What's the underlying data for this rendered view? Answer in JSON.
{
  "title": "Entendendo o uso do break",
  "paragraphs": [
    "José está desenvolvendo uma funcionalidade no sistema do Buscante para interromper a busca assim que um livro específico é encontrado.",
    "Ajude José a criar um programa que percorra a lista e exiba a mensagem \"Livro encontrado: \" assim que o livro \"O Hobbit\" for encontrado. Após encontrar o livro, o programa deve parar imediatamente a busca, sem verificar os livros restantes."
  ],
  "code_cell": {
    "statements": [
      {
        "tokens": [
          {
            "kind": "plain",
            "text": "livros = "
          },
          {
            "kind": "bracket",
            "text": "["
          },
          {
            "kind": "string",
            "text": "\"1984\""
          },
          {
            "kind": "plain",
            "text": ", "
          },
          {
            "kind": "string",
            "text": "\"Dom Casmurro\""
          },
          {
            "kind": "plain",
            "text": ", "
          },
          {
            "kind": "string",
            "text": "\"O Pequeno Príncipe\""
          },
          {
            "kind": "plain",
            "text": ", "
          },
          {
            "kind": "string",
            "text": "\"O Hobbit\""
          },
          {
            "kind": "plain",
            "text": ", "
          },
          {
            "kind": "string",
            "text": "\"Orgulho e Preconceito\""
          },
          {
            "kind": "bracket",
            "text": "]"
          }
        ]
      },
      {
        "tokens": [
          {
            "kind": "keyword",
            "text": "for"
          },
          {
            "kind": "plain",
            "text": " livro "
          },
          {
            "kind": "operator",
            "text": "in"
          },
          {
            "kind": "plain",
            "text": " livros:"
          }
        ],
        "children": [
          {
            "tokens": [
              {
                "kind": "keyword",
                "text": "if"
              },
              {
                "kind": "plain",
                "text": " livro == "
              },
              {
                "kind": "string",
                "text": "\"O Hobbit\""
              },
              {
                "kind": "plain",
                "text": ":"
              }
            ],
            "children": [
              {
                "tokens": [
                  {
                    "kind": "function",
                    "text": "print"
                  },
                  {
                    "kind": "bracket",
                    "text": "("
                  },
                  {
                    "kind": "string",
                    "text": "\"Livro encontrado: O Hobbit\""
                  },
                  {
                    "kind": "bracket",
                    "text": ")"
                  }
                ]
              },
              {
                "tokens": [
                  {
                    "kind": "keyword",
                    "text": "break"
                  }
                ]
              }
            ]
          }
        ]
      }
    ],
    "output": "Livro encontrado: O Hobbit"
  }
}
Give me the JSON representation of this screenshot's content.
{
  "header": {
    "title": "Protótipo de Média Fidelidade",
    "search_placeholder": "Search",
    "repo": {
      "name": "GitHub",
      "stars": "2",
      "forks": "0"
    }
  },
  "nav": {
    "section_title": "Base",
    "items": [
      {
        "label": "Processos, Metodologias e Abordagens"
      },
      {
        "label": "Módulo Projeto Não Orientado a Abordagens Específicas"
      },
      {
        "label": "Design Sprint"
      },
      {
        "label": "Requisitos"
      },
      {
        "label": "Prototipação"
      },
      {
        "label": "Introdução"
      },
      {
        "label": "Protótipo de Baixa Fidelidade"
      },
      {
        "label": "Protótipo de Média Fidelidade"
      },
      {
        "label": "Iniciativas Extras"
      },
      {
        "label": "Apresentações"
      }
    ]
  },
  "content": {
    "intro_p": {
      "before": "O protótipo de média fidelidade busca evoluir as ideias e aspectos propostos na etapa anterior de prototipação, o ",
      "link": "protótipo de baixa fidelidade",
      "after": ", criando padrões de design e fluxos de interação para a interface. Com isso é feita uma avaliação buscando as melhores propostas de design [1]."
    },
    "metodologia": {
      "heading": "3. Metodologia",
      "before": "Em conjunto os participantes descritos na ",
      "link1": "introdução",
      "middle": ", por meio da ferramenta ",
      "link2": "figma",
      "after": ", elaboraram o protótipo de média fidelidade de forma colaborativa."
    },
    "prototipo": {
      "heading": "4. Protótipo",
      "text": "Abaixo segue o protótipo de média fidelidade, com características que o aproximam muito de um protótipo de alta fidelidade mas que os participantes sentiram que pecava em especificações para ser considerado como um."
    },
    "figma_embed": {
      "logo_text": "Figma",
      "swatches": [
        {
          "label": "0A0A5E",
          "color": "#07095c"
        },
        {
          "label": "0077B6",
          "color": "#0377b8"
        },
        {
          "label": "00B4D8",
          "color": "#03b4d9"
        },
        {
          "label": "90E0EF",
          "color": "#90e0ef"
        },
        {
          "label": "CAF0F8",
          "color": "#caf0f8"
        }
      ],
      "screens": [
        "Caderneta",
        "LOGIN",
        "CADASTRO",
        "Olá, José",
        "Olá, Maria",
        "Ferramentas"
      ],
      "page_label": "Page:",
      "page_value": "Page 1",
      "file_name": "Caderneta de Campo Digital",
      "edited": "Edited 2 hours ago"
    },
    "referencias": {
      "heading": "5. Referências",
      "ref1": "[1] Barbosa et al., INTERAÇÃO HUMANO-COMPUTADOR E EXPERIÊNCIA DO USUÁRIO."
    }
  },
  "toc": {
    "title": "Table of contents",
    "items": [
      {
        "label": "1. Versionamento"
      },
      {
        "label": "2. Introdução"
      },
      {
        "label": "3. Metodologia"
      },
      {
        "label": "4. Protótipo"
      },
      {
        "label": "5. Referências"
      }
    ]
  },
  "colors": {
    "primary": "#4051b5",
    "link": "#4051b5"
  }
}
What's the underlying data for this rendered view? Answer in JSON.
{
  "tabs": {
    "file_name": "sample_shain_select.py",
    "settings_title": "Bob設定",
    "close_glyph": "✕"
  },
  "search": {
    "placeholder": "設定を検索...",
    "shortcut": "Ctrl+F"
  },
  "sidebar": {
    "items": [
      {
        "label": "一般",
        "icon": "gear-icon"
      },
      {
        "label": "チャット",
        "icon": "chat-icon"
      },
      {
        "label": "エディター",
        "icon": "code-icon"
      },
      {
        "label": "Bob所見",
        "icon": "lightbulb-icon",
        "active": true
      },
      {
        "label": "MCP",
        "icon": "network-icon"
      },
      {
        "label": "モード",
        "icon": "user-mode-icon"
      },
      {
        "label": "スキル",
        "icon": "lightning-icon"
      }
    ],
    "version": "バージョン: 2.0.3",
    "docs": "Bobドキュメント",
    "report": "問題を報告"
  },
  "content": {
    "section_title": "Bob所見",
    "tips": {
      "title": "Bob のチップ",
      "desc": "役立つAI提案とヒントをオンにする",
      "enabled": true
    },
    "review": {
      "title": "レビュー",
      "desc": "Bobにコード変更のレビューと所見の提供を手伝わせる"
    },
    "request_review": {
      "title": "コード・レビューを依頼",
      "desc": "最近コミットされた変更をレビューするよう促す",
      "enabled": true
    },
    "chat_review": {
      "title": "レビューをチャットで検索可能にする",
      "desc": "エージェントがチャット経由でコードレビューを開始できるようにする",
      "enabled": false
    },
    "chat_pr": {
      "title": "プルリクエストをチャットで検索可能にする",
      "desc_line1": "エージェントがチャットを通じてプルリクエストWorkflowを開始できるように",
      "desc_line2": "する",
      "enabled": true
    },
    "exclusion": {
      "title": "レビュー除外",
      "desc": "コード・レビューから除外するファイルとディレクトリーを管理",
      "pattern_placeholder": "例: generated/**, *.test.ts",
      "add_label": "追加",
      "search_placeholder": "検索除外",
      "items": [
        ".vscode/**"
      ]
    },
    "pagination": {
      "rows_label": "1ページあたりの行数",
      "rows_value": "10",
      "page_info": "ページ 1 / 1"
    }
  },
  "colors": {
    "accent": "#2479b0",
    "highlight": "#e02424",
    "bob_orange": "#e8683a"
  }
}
============
**THE TASK**:
Give the number of lines in the listing above that hold the string "before", with nothing else.

**ANSWER TO THIS PROBLEM**:
2